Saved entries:
# # # # #
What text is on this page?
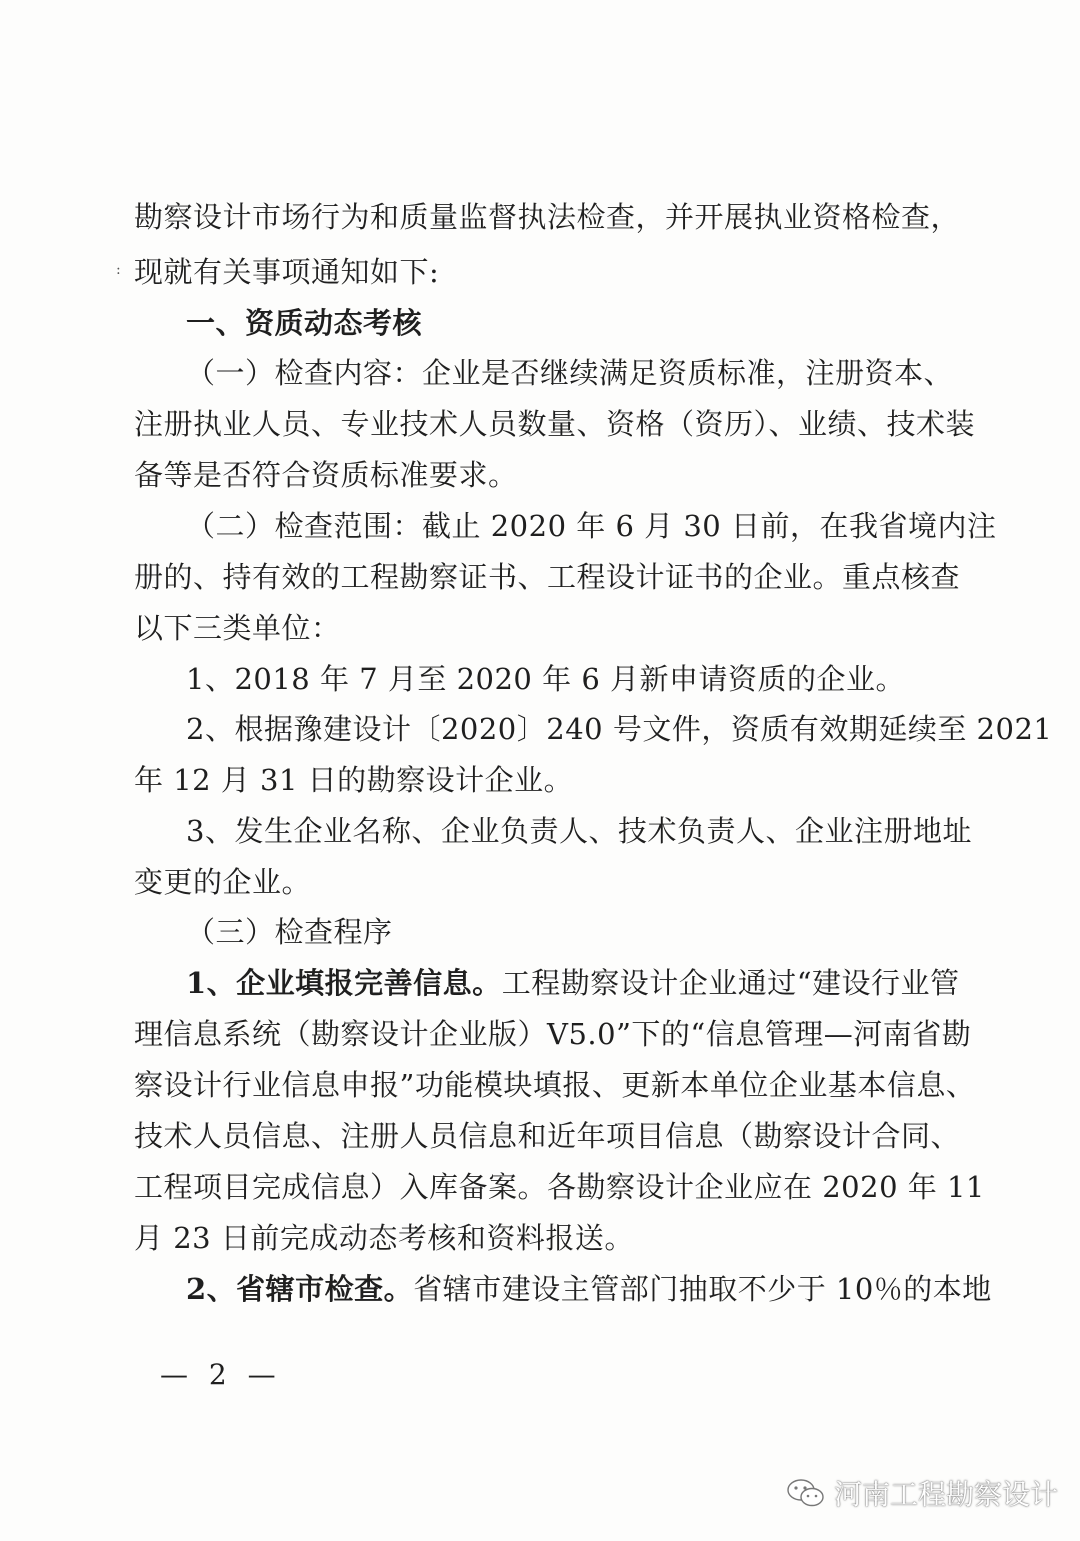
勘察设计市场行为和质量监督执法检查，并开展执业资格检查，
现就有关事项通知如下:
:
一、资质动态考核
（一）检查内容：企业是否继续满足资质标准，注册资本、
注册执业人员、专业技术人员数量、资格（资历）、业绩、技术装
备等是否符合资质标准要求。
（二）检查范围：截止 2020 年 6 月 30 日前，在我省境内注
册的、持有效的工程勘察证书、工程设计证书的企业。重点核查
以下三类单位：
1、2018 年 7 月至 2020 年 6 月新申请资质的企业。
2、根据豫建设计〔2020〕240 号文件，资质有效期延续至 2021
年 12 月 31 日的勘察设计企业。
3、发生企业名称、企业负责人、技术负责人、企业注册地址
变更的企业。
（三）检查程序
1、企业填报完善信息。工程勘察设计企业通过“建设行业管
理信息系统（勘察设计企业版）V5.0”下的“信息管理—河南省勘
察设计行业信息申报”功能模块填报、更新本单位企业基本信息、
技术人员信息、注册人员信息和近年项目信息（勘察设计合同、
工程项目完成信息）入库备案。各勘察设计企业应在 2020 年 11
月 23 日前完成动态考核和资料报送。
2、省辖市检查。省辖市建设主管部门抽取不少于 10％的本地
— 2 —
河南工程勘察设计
# # # # #
PROBLEM DESCRIPTION: Repeat the material exactly as it reads, without any of its pictures.

RESULT OF THE TASK:
What text is on this page?
勘察设计市场行为和质量监督执法检查，并开展执业资格检查，
现就有关事项通知如下:
:
一、资质动态考核
（一）检查内容：企业是否继续满足资质标准，注册资本、
注册执业人员、专业技术人员数量、资格（资历）、业绩、技术装
备等是否符合资质标准要求。
（二）检查范围：截止 2020 年 6 月 30 日前，在我省境内注
册的、持有效的工程勘察证书、工程设计证书的企业。重点核查
以下三类单位：
1、2018 年 7 月至 2020 年 6 月新申请资质的企业。
2、根据豫建设计〔2020〕240 号文件，资质有效期延续至 2021
年 12 月 31 日的勘察设计企业。
3、发生企业名称、企业负责人、技术负责人、企业注册地址
变更的企业。
（三）检查程序
1、企业填报完善信息。工程勘察设计企业通过“建设行业管
理信息系统（勘察设计企业版）V5.0”下的“信息管理—河南省勘
察设计行业信息申报”功能模块填报、更新本单位企业基本信息、
技术人员信息、注册人员信息和近年项目信息（勘察设计合同、
工程项目完成信息）入库备案。各勘察设计企业应在 2020 年 11
月 23 日前完成动态考核和资料报送。
2、省辖市检查。省辖市建设主管部门抽取不少于 10％的本地
— 2 —
河南工程勘察设计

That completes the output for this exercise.